→ Information given:
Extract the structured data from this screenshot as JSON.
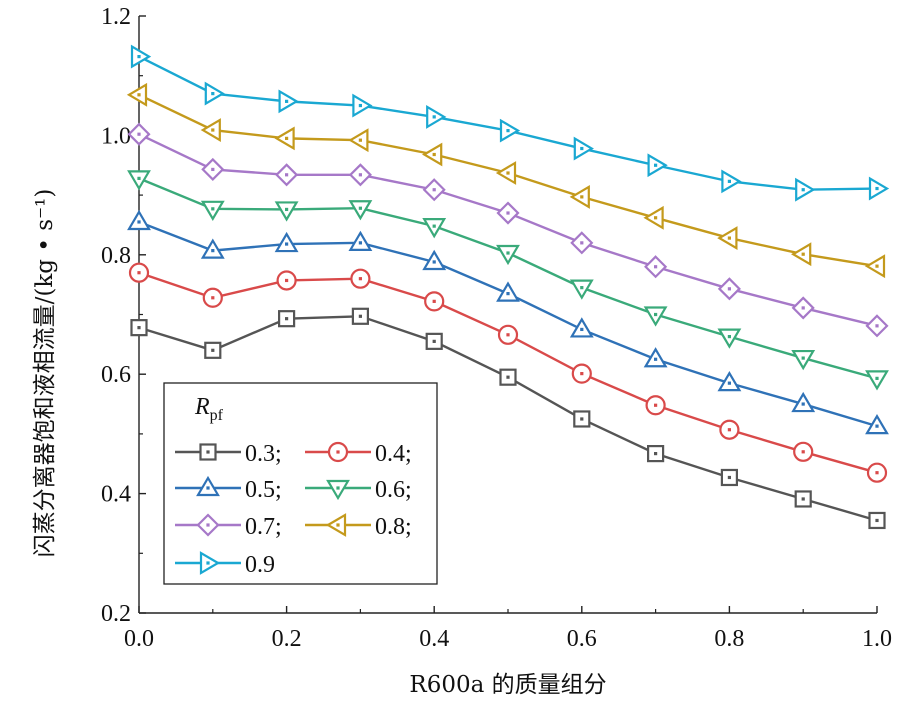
{
  "chart_data": {
    "type": "line",
    "xlabel": "R600a 的质量组分",
    "ylabel": "闪蒸分离器饱和液相流量/(kg • s⁻¹)",
    "xlim": [
      0,
      1.0
    ],
    "ylim": [
      0.2,
      1.2
    ],
    "x_ticks": [
      "0.0",
      "0.2",
      "0.4",
      "0.6",
      "0.8",
      "1.0"
    ],
    "y_ticks": [
      "0.2",
      "0.4",
      "0.6",
      "0.8",
      "1.0",
      "1.2"
    ],
    "grid": false,
    "legend": {
      "title_main": "R",
      "title_sub": "pf",
      "placement": "bottom-left"
    },
    "x": [
      0.0,
      0.1,
      0.2,
      0.3,
      0.4,
      0.5,
      0.6,
      0.7,
      0.8,
      0.9,
      1.0
    ],
    "series": [
      {
        "name": "0.3",
        "legend_label": "0.3;",
        "color": "#555555",
        "marker": "square",
        "values": [
          0.678,
          0.64,
          0.693,
          0.697,
          0.655,
          0.595,
          0.525,
          0.467,
          0.427,
          0.391,
          0.355
        ]
      },
      {
        "name": "0.4",
        "legend_label": "0.4;",
        "color": "#d94a4a",
        "marker": "circle",
        "values": [
          0.77,
          0.728,
          0.757,
          0.76,
          0.722,
          0.666,
          0.601,
          0.548,
          0.507,
          0.47,
          0.435
        ]
      },
      {
        "name": "0.5",
        "legend_label": "0.5;",
        "color": "#2f72b7",
        "marker": "triangle-up",
        "values": [
          0.855,
          0.807,
          0.818,
          0.82,
          0.788,
          0.735,
          0.675,
          0.625,
          0.585,
          0.55,
          0.513
        ]
      },
      {
        "name": "0.6",
        "legend_label": "0.6;",
        "color": "#3aaa7a",
        "marker": "triangle-down",
        "values": [
          0.928,
          0.877,
          0.876,
          0.878,
          0.848,
          0.803,
          0.745,
          0.7,
          0.663,
          0.627,
          0.593
        ]
      },
      {
        "name": "0.7",
        "legend_label": "0.7;",
        "color": "#a678c8",
        "marker": "diamond",
        "values": [
          1.002,
          0.943,
          0.934,
          0.934,
          0.909,
          0.87,
          0.82,
          0.78,
          0.743,
          0.711,
          0.681
        ]
      },
      {
        "name": "0.8",
        "legend_label": "0.8;",
        "color": "#c49a1c",
        "marker": "triangle-left",
        "values": [
          1.068,
          1.009,
          0.995,
          0.992,
          0.968,
          0.937,
          0.897,
          0.862,
          0.828,
          0.801,
          0.781
        ]
      },
      {
        "name": "0.9",
        "legend_label": "0.9",
        "color": "#1aa8d2",
        "marker": "triangle-right",
        "values": [
          1.132,
          1.07,
          1.057,
          1.05,
          1.031,
          1.008,
          0.978,
          0.95,
          0.923,
          0.909,
          0.911
        ]
      }
    ]
  }
}
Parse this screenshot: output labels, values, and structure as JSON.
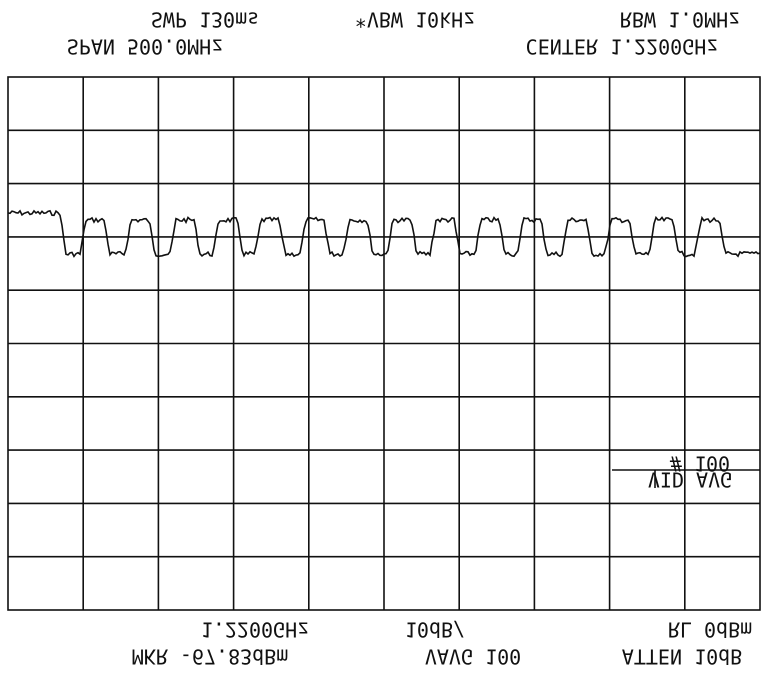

→ Stated exercise:
Using the entries above, tally how many lines have the word "color" in them; write the number and nothing more.

→ Expected answer:
7